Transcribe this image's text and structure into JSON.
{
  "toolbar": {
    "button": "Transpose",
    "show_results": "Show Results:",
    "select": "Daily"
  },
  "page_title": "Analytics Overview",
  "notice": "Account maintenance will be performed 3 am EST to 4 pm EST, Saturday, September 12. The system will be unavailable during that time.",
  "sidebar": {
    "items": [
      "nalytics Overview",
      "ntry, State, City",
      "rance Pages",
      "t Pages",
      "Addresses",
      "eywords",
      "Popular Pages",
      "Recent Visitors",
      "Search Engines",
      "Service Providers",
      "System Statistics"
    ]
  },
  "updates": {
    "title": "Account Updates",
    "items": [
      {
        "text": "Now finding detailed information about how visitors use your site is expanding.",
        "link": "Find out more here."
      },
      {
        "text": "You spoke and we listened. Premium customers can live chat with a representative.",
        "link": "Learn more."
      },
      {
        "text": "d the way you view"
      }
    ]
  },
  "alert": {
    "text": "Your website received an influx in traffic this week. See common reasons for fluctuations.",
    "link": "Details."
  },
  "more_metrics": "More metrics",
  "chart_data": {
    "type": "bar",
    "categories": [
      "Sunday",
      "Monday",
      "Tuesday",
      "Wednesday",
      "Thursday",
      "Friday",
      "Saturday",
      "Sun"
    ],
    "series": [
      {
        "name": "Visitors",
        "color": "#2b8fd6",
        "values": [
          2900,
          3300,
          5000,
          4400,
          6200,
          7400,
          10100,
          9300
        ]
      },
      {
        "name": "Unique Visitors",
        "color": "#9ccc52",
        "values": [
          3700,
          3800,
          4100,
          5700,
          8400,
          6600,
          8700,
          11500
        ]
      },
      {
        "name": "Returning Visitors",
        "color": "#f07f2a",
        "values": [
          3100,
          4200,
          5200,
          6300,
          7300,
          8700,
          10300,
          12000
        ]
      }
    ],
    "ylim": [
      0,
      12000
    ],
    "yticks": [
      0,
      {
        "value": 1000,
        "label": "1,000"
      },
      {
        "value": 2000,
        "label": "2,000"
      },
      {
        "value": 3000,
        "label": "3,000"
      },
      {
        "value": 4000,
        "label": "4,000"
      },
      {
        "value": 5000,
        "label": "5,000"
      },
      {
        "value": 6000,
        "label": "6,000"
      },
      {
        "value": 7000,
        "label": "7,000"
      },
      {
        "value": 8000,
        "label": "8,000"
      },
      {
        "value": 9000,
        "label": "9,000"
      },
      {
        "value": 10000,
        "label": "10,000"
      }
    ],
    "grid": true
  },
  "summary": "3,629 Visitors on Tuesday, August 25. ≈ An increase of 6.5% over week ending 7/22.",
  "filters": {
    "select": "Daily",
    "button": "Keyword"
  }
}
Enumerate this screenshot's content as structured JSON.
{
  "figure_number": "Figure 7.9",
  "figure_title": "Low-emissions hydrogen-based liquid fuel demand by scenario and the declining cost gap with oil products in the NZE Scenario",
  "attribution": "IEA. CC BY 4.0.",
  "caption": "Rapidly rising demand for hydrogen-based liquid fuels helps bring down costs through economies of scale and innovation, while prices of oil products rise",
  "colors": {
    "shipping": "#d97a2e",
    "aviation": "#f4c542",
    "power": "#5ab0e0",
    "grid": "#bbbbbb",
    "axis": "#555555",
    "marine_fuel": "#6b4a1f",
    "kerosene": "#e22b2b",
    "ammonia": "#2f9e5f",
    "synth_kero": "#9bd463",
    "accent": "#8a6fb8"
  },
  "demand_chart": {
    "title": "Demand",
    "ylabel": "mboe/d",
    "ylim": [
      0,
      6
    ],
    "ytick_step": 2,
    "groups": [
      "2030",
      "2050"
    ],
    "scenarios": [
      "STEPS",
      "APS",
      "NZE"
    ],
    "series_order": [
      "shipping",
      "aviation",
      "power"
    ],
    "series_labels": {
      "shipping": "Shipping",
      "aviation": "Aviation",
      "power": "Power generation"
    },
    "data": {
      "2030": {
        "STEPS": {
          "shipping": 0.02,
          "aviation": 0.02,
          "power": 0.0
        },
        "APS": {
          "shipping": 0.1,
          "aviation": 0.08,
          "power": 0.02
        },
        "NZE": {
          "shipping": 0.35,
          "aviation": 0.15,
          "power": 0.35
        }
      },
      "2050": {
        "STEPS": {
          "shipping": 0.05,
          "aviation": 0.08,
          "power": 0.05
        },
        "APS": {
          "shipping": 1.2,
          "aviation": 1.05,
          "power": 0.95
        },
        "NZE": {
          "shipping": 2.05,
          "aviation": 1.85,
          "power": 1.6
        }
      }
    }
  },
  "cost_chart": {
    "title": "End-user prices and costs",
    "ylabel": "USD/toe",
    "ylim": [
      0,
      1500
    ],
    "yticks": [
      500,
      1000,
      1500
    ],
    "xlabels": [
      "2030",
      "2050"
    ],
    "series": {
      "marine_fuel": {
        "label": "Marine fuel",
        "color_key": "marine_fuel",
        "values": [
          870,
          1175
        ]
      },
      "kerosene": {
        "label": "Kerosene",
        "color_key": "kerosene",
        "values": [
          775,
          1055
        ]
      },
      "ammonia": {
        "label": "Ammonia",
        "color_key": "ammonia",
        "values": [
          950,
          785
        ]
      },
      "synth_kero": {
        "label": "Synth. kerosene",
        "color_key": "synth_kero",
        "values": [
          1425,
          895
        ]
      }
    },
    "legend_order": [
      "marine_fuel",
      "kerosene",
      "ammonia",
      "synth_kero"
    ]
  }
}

- - - - -

Find the string "Saturday" in the records, then copy each line where it occurs.

EXPECTED ANSWER:
  "notice": "Account maintenance will be performed 3 am EST to 4 pm EST, Saturday, September 12. The system will be unavailable during that time.",
      "Saturday",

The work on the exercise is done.